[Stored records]
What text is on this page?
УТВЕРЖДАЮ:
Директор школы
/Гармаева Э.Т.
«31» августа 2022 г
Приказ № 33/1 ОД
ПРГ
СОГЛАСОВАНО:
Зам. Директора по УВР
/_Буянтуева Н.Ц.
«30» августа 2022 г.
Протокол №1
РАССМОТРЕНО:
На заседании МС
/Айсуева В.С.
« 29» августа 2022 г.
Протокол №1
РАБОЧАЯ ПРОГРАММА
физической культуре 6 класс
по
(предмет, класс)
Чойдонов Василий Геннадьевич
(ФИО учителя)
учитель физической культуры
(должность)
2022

▶ [Exercise requirements]: Restate each record word for word.

▶ [Expected answer]:
What text is on this page?
УТВЕРЖДАЮ:
Директор школы
/Гармаева Э.Т.
«31» августа 2022 г
Приказ № 33/1 ОД
ПРГ
СОГЛАСОВАНО:
Зам. Директора по УВР
/_Буянтуева Н.Ц.
«30» августа 2022 г.
Протокол №1
РАССМОТРЕНО:
На заседании МС
/Айсуева В.С.
« 29» августа 2022 г.
Протокол №1
РАБОЧАЯ ПРОГРАММА
физической культуре 6 класс
по
(предмет, класс)
Чойдонов Василий Геннадьевич
(ФИО учителя)
учитель физической культуры
(должность)
2022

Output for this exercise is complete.